* Task to carry out *
Return every record below exactly as written, omitting any pictures.

* Task inputs *
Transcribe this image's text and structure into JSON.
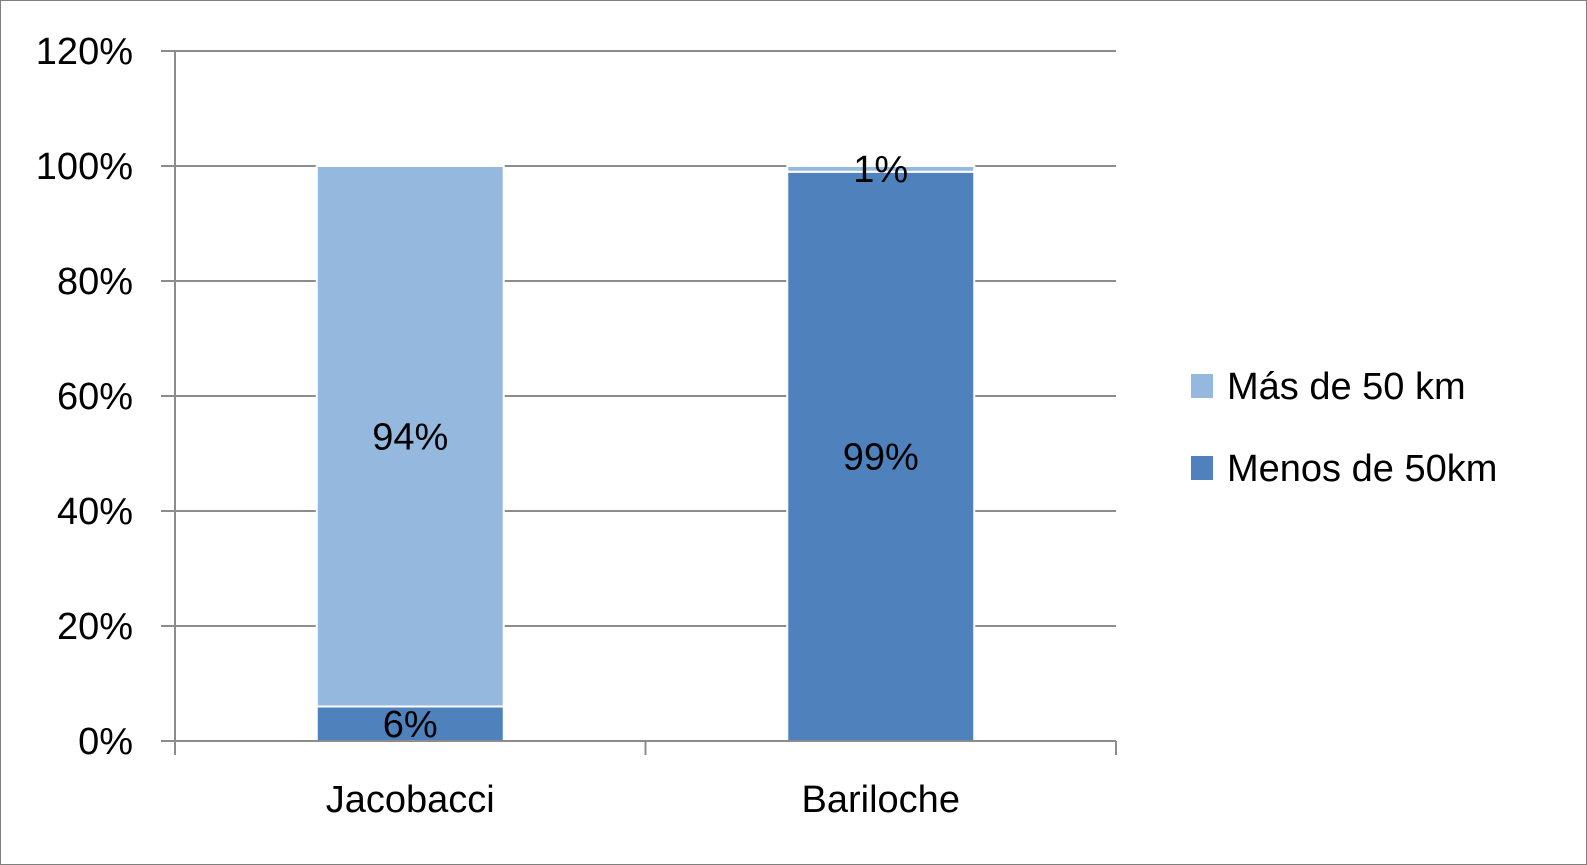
{
  "chart_data": {
    "type": "bar",
    "stacked": true,
    "categories": [
      "Jacobacci",
      "Bariloche"
    ],
    "series": [
      {
        "name": "Menos de 50km",
        "values": [
          6,
          99
        ],
        "labels": [
          "6%",
          "99%"
        ],
        "color": "#4f81bd"
      },
      {
        "name": "Más de 50 km",
        "values": [
          94,
          1
        ],
        "labels": [
          "94%",
          "1%"
        ],
        "color": "#95b8de"
      }
    ],
    "ylim": [
      0,
      120
    ],
    "yticks": [
      "0%",
      "20%",
      "40%",
      "60%",
      "80%",
      "100%",
      "120%"
    ],
    "grid": true,
    "legend_position": "right",
    "legend_order": [
      "Más de 50 km",
      "Menos de 50km"
    ],
    "gridline_color": "#8c8c8c"
  }
}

* Solution *
Transcribe this image's text and structure into JSON.
{
  "chart_data": {
    "type": "bar",
    "stacked": true,
    "categories": [
      "Jacobacci",
      "Bariloche"
    ],
    "series": [
      {
        "name": "Menos de 50km",
        "values": [
          6,
          99
        ],
        "labels": [
          "6%",
          "99%"
        ],
        "color": "#4f81bd"
      },
      {
        "name": "Más de 50 km",
        "values": [
          94,
          1
        ],
        "labels": [
          "94%",
          "1%"
        ],
        "color": "#95b8de"
      }
    ],
    "ylim": [
      0,
      120
    ],
    "yticks": [
      "0%",
      "20%",
      "40%",
      "60%",
      "80%",
      "100%",
      "120%"
    ],
    "grid": true,
    "legend_position": "right",
    "legend_order": [
      "Más de 50 km",
      "Menos de 50km"
    ],
    "gridline_color": "#8c8c8c"
  }
}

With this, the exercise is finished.